**Your objective:** Retype all of the entries word for word.

Dataset entries:
********
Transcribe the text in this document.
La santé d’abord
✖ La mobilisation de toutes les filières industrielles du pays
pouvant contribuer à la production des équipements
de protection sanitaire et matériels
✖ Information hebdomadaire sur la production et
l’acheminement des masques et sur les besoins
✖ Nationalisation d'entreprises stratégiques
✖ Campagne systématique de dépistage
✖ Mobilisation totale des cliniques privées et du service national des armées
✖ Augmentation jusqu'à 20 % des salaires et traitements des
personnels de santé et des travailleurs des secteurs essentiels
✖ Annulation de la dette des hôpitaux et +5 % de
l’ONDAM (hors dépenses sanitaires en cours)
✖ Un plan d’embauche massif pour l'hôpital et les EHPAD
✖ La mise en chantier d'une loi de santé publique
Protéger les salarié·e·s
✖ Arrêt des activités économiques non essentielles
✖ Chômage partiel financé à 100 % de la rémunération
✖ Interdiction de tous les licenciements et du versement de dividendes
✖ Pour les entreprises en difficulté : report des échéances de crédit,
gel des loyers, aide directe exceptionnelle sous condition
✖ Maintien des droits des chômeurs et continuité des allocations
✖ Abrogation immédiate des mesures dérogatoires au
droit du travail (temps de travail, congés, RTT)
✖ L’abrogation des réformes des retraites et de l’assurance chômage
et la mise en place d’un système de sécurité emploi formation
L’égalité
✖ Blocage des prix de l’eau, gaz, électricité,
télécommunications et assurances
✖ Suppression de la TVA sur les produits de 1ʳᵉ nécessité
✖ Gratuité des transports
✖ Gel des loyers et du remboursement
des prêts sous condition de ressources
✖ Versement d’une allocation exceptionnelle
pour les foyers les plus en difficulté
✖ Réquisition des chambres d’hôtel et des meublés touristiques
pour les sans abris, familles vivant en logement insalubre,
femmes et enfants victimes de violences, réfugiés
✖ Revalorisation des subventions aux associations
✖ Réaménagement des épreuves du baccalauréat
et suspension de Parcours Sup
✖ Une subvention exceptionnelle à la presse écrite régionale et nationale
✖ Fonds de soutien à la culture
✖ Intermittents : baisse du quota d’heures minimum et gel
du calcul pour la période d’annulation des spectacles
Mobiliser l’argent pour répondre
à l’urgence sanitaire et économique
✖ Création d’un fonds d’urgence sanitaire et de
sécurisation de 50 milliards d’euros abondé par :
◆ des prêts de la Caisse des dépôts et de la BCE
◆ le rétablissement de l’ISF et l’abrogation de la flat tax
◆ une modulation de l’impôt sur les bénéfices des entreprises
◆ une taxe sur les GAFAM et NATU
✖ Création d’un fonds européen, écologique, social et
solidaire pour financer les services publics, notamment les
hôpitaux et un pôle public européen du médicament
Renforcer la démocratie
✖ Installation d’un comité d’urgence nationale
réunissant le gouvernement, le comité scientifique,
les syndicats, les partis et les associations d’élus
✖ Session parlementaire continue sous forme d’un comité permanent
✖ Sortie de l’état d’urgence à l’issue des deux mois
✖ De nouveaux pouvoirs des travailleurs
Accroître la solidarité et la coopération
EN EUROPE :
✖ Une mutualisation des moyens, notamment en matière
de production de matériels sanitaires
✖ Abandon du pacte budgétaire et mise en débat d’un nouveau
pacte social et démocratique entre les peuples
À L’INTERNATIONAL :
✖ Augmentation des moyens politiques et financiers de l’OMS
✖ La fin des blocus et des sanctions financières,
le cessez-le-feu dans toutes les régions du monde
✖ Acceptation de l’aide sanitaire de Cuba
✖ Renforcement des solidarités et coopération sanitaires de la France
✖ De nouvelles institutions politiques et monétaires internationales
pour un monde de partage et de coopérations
********
**Exercise output:**
Transcribe the text in this document.
La santé d’abord
✖ La mobilisation de toutes les filières industrielles du pays
pouvant contribuer à la production des équipements
de protection sanitaire et matériels
✖ Information hebdomadaire sur la production et
l’acheminement des masques et sur les besoins
✖ Nationalisation d'entreprises stratégiques
✖ Campagne systématique de dépistage
✖ Mobilisation totale des cliniques privées et du service national des armées
✖ Augmentation jusqu'à 20 % des salaires et traitements des
personnels de santé et des travailleurs des secteurs essentiels
✖ Annulation de la dette des hôpitaux et +5 % de
l’ONDAM (hors dépenses sanitaires en cours)
✖ Un plan d’embauche massif pour l'hôpital et les EHPAD
✖ La mise en chantier d'une loi de santé publique
Protéger les salarié·e·s
✖ Arrêt des activités économiques non essentielles
✖ Chômage partiel financé à 100 % de la rémunération
✖ Interdiction de tous les licenciements et du versement de dividendes
✖ Pour les entreprises en difficulté : report des échéances de crédit,
gel des loyers, aide directe exceptionnelle sous condition
✖ Maintien des droits des chômeurs et continuité des allocations
✖ Abrogation immédiate des mesures dérogatoires au
droit du travail (temps de travail, congés, RTT)
✖ L’abrogation des réformes des retraites et de l’assurance chômage
et la mise en place d’un système de sécurité emploi formation
L’égalité
✖ Blocage des prix de l’eau, gaz, électricité,
télécommunications et assurances
✖ Suppression de la TVA sur les produits de 1ʳᵉ nécessité
✖ Gratuité des transports
✖ Gel des loyers et du remboursement
des prêts sous condition de ressources
✖ Versement d’une allocation exceptionnelle
pour les foyers les plus en difficulté
✖ Réquisition des chambres d’hôtel et des meublés touristiques
pour les sans abris, familles vivant en logement insalubre,
femmes et enfants victimes de violences, réfugiés
✖ Revalorisation des subventions aux associations
✖ Réaménagement des épreuves du baccalauréat
et suspension de Parcours Sup
✖ Une subvention exceptionnelle à la presse écrite régionale et nationale
✖ Fonds de soutien à la culture
✖ Intermittents : baisse du quota d’heures minimum et gel
du calcul pour la période d’annulation des spectacles
Mobiliser l’argent pour répondre
à l’urgence sanitaire et économique
✖ Création d’un fonds d’urgence sanitaire et de
sécurisation de 50 milliards d’euros abondé par :
◆ des prêts de la Caisse des dépôts et de la BCE
◆ le rétablissement de l’ISF et l’abrogation de la flat tax
◆ une modulation de l’impôt sur les bénéfices des entreprises
◆ une taxe sur les GAFAM et NATU
✖ Création d’un fonds européen, écologique, social et
solidaire pour financer les services publics, notamment les
hôpitaux et un pôle public européen du médicament
Renforcer la démocratie
✖ Installation d’un comité d’urgence nationale
réunissant le gouvernement, le comité scientifique,
les syndicats, les partis et les associations d’élus
✖ Session parlementaire continue sous forme d’un comité permanent
✖ Sortie de l’état d’urgence à l’issue des deux mois
✖ De nouveaux pouvoirs des travailleurs
Accroître la solidarité et la coopération
EN EUROPE :
✖ Une mutualisation des moyens, notamment en matière
de production de matériels sanitaires
✖ Abandon du pacte budgétaire et mise en débat d’un nouveau
pacte social et démocratique entre les peuples
À L’INTERNATIONAL :
✖ Augmentation des moyens politiques et financiers de l’OMS
✖ La fin des blocus et des sanctions financières,
le cessez-le-feu dans toutes les régions du monde
✖ Acceptation de l’aide sanitaire de Cuba
✖ Renforcement des solidarités et coopération sanitaires de la France
✖ De nouvelles institutions politiques et monétaires internationales
pour un monde de partage et de coopérations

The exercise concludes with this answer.